# DIRECTIONS FOR THIS TASK:
Search the records for "text". Copy every line where it appears.

- - -

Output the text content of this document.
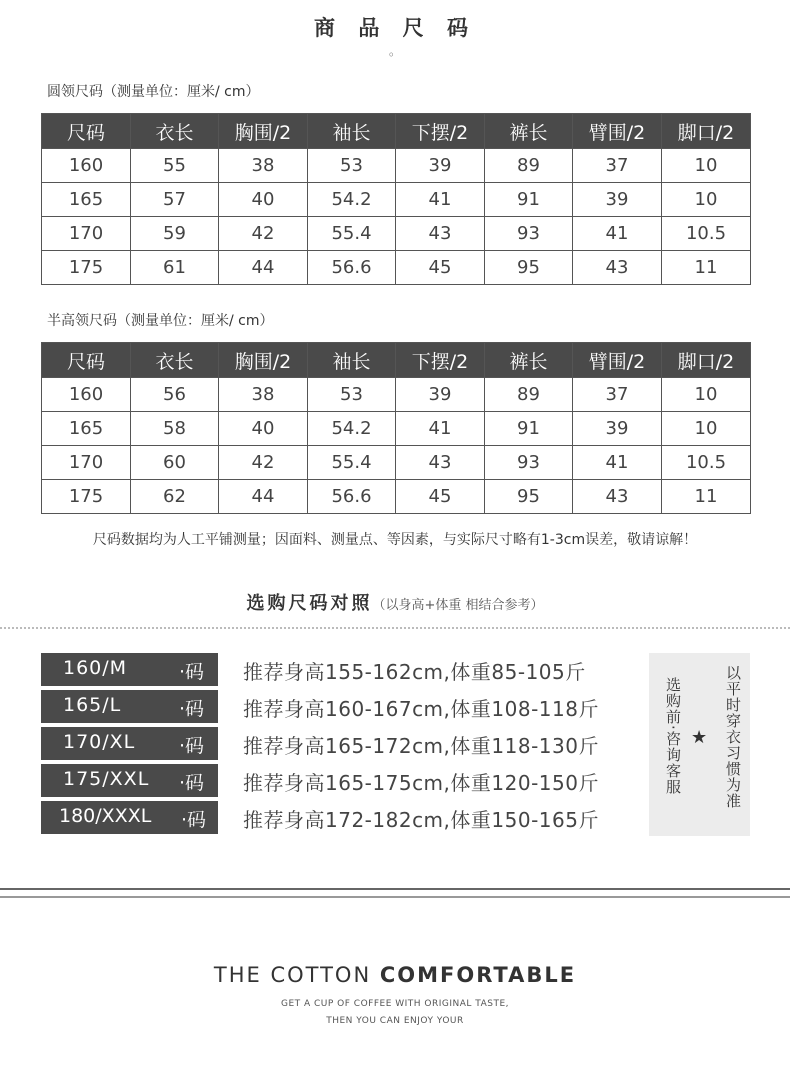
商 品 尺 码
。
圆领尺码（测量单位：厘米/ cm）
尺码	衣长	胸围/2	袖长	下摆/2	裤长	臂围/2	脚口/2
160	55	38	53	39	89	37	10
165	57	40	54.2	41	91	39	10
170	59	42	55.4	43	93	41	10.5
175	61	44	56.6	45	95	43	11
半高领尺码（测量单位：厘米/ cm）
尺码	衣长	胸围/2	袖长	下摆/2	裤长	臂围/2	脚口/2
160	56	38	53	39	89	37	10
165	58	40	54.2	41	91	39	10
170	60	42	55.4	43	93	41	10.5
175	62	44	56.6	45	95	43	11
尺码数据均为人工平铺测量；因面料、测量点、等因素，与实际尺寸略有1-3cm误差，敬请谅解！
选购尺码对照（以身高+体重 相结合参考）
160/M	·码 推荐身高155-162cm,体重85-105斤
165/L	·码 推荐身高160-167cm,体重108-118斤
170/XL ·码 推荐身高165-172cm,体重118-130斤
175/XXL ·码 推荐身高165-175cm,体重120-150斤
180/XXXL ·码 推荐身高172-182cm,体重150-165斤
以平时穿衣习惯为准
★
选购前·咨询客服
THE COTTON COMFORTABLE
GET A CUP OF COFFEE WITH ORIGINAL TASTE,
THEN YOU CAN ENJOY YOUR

- - -

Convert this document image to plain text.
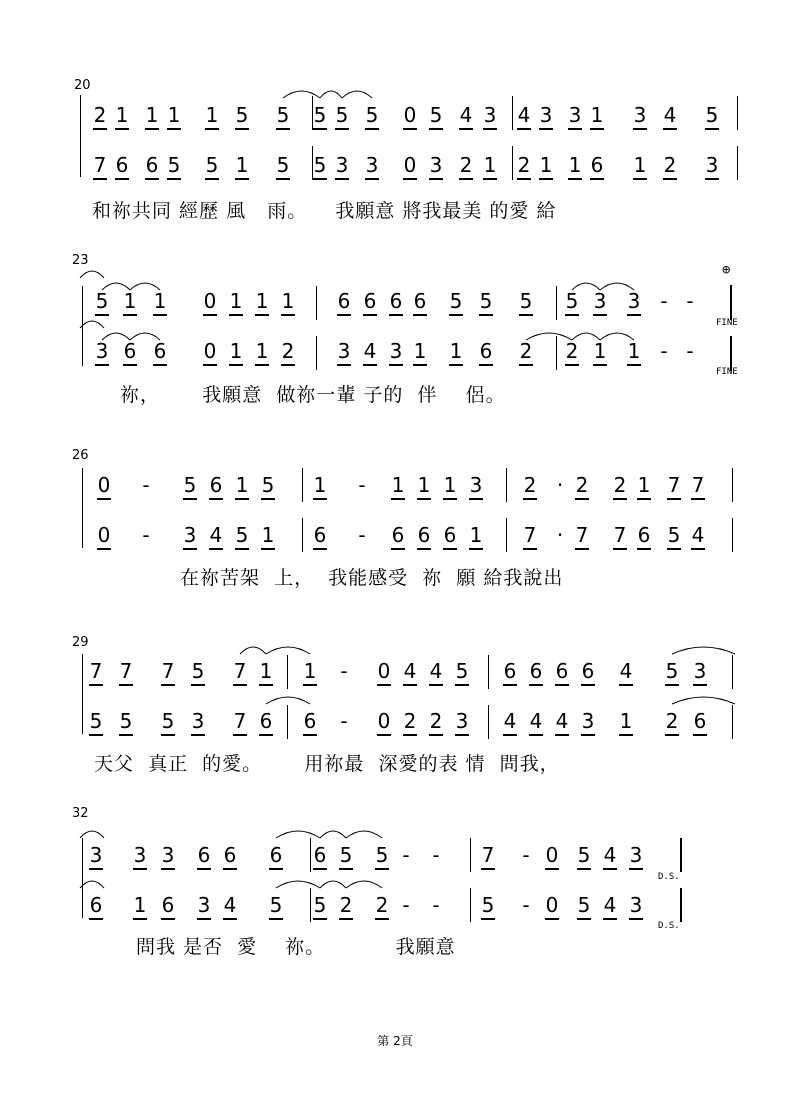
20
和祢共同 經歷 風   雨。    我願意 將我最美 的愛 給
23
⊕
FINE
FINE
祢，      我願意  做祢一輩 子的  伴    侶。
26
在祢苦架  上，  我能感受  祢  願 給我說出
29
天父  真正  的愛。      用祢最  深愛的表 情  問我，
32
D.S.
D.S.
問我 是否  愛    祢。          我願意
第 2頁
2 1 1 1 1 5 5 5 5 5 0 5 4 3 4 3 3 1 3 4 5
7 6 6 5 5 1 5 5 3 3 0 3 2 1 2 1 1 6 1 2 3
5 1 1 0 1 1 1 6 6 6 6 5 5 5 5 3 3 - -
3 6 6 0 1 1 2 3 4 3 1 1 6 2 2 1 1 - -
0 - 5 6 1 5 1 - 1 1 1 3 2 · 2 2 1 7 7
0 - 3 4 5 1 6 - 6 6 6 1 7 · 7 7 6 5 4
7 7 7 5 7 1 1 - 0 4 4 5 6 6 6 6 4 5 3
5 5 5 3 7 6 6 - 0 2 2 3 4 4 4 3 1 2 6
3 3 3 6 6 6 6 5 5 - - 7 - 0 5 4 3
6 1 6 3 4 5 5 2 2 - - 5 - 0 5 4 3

- - -

# SOLVED PROBLEM:
Output the text content of this document.
Convert this document image to plain text.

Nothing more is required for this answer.